▶ [Text]:
****************
So what is stopping us putting (a record of) all our most important documents on a blockchain? In short, performance: bitcoin can manage something like 10tx/s. To handle (say) 100m US tax returns in the month before the filing deadline, you would need something like 40tx/s - without considering peaks in the load. And that's just for one application.

A lot of things in computer science are trade-offs. But there are a handful of hard-and-fast rules, and possibly the most important (and annoying) of them all is the CAP Theorem, which is one of those "choose any 2" rules, which basically says you can have any two of consistency, availability and tolerating network failures. And bitcoin and ethereum are big on consistency - before a block can be mined, it must be agreed what the block is. Understandably enough.

What I am going to do here is choose the other two, and say "consistency, who needs it?" Or, to be more precise, I will work towards consistency, but at any given moment, latency in the system may mean that different nodes see different things. But there should be a point in the past where they all agree on what the situation was.

What we're doing here

OK, enough general background and waffle. Why am I doing this, and specifically, why am I doing this here, on a blog that is supposed to be about things I know nothing about?

Well, to be fair, I don't have a deep understanding of existing blockchains, but I don't think I'm going to understand it here.
I think I do understand the fundamentals of a blockchain, and I hope to prove that (to myself, if nobody else).
This idea has been bouncing around in my head for a decade now, and I think I have it sorted out, but the only way to be sure is to try it.
This place is as good a place as any to "work out loud" and I'd be interested in feedback from anyone who's following along.

I'm going to build this in Go, for "all the right reasons": it is fast; it compiles to a lightweight binary; and it is supported natively by AWS, so I can deploy it there. It is also the case that while I have used Go before, I haven't done that much with it, so this will be an experiment, and hopefully interesting to people out there (especially those that haven't used Go).
****************
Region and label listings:
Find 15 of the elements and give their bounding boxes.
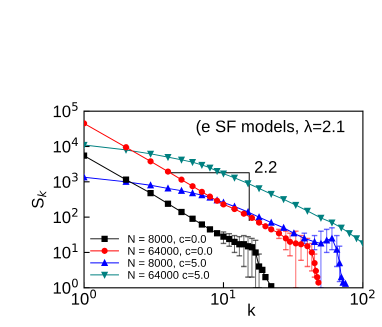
y-tick-label: 10$^{4}$ <box>54 138 78 153</box>
annotation: (e SF models, λ=2.1 <box>196 120 344 136</box>
y-tick-label: 10$^{1}$ <box>54 243 78 259</box>
x-tick-label: 10$^{1}$ <box>211 290 236 305</box>
legend-label: N = 8000, c=0.0 <box>128 234 206 244</box>
y-axis-title: S$_{k}$ <box>32 190 46 208</box>
legend-label: N = 64000, c=0.0 <box>128 246 212 256</box>
legend-label: N = 8000, c=5.0 <box>128 259 206 268</box>
legend-label: N = 64000 c=5.0 <box>128 271 210 279</box>
y-tick-label: 10$^{5}$ <box>54 102 78 118</box>
x-axis-title: k <box>248 304 256 316</box>
x-tick-label: 10$^{2}$ <box>350 290 375 305</box>
annotation: 2.2 <box>254 161 276 173</box>
y-tick-label: 10$^{3}$ <box>54 172 78 188</box>
y-tick-label: 10$^{2}$ <box>54 208 78 224</box>
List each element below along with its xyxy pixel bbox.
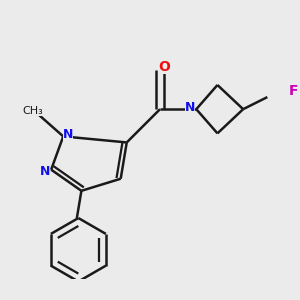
Text: N: N: [63, 128, 73, 141]
Text: F: F: [288, 84, 298, 98]
Text: CH₃: CH₃: [22, 106, 44, 116]
Text: O: O: [159, 60, 170, 74]
Text: N: N: [185, 101, 195, 114]
Text: N: N: [40, 165, 50, 178]
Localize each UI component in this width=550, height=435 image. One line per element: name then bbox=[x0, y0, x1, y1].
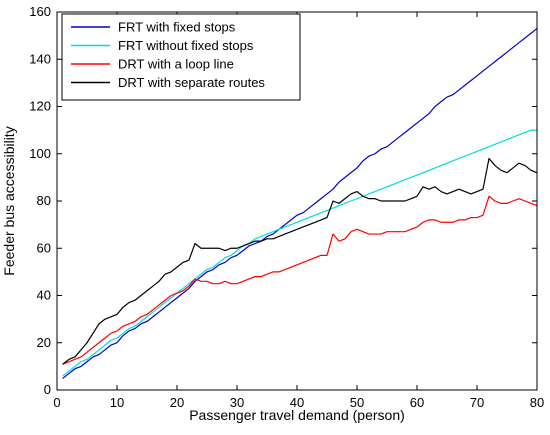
y-tick-label: 0 bbox=[44, 382, 51, 397]
legend-label-2: FRT without fixed stops bbox=[118, 38, 254, 53]
plot-area bbox=[62, 27, 538, 379]
legend-label-4: DRT with separate routes bbox=[118, 75, 265, 90]
series-line-4 bbox=[62, 157, 538, 365]
y-tick-label: 60 bbox=[37, 240, 51, 255]
x-tick-label: 70 bbox=[470, 395, 484, 410]
x-tick-label: 80 bbox=[530, 395, 544, 410]
series-line-2 bbox=[62, 129, 538, 377]
legend-box bbox=[61, 13, 301, 101]
series-line-1 bbox=[62, 27, 538, 379]
x-tick-label: 0 bbox=[53, 395, 60, 410]
axes: 0 10 20 30 40 50 60 70 80 0 20 40 60 80 100 120 140 160 bbox=[29, 4, 544, 410]
x-tick-label: 60 bbox=[410, 395, 424, 410]
x-tick-label: 40 bbox=[290, 395, 304, 410]
y-tick-label: 100 bbox=[29, 146, 51, 161]
y-tick-label: 80 bbox=[37, 193, 51, 208]
y-tick-label: 40 bbox=[37, 288, 51, 303]
series-line-3 bbox=[62, 195, 538, 365]
y-axis-label: Feeder bus accessibility bbox=[1, 126, 17, 275]
x-axis-label: Passenger travel demand (person) bbox=[189, 407, 405, 423]
x-tick-label: 10 bbox=[110, 395, 124, 410]
y-tick-label: 140 bbox=[29, 51, 51, 66]
x-tick-label: 50 bbox=[350, 395, 364, 410]
legend-label-1: FRT with fixed stops bbox=[118, 20, 236, 35]
y-tick-label: 160 bbox=[29, 4, 51, 19]
x-tick-label: 20 bbox=[170, 395, 184, 410]
legend: FRT with fixed stops FRT without fixed st… bbox=[61, 13, 301, 101]
y-tick-label: 120 bbox=[29, 99, 51, 114]
legend-label-3: DRT with a loop line bbox=[118, 57, 234, 72]
x-tick-label: 30 bbox=[230, 395, 244, 410]
y-tick-label: 20 bbox=[37, 335, 51, 350]
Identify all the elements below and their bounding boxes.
****************
▶ [The tasks]:
• a. From the blog post, copy the passage from "Well, to be" to "if nobody else)." word for word.
• b. Answer these from the blog post:
(i) About how many transactions per second can bitcoin manage?
(ii) For how long has the idea been bouncing around in the writer's head?
(iii) What programming language will the writer use to build this?
Work only from the blog post.

▶ [Expected results]:
• a.
Well, to be fair, I don't have a deep understanding of existing blockchains, but I don't think I'm going to understand it here.
I think I do understand the fundamentals of a blockchain, and I hope to prove that (to myself, if nobody else).

• b.
(i) Something like 10 transactions per second.
(ii) For a decade.
(iii) Go.